» **Provided data**:
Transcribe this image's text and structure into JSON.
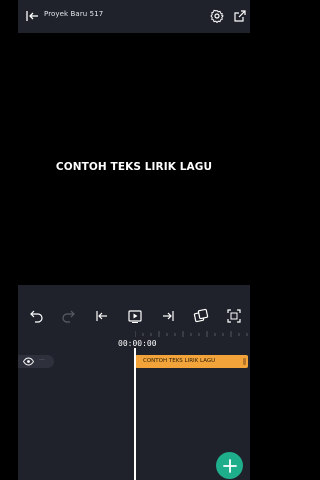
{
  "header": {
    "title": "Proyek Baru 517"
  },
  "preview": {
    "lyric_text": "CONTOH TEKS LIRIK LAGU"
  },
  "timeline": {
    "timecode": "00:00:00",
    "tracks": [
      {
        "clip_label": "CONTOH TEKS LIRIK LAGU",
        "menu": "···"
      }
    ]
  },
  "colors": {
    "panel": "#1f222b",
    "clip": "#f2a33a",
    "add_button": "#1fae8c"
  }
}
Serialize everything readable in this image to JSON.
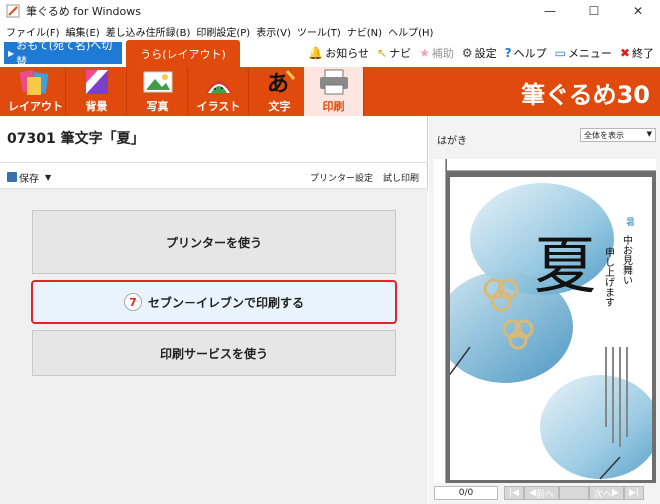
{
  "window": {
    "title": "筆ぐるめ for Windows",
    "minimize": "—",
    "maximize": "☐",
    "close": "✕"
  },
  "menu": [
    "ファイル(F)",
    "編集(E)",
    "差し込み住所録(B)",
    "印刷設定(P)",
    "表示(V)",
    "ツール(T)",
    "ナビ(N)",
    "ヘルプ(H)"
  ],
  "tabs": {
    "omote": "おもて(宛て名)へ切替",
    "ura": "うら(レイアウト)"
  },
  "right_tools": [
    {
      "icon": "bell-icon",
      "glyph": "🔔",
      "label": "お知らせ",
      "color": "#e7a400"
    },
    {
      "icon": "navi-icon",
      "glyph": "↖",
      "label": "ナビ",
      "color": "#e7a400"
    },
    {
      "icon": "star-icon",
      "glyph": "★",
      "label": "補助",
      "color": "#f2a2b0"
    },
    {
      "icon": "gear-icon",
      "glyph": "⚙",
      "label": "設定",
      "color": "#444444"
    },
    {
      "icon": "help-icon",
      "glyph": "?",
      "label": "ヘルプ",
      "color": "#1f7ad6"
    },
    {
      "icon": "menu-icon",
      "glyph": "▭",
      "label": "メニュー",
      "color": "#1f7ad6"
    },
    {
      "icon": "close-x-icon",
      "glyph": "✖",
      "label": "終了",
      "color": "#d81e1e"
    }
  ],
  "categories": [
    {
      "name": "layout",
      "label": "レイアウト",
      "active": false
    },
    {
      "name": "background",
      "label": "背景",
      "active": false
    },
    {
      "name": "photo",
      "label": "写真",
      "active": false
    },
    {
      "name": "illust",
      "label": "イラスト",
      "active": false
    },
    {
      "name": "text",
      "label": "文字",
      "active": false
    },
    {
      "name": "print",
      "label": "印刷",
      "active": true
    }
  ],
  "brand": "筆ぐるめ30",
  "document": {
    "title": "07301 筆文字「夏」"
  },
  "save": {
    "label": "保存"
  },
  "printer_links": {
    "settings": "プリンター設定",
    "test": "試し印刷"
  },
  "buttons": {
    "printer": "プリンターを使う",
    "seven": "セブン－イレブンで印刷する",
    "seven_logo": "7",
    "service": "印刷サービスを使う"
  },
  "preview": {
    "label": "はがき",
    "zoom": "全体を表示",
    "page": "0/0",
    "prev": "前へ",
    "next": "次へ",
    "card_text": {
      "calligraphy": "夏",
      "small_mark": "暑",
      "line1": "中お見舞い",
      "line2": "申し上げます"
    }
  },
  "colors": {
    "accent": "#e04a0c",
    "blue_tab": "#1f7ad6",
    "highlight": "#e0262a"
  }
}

» **Task directions**: Reproduce each line holding the word "this".

» **Task result**:
Transcribe this image's text and structure into JSON.
Serialize everything readable in this image to JSON.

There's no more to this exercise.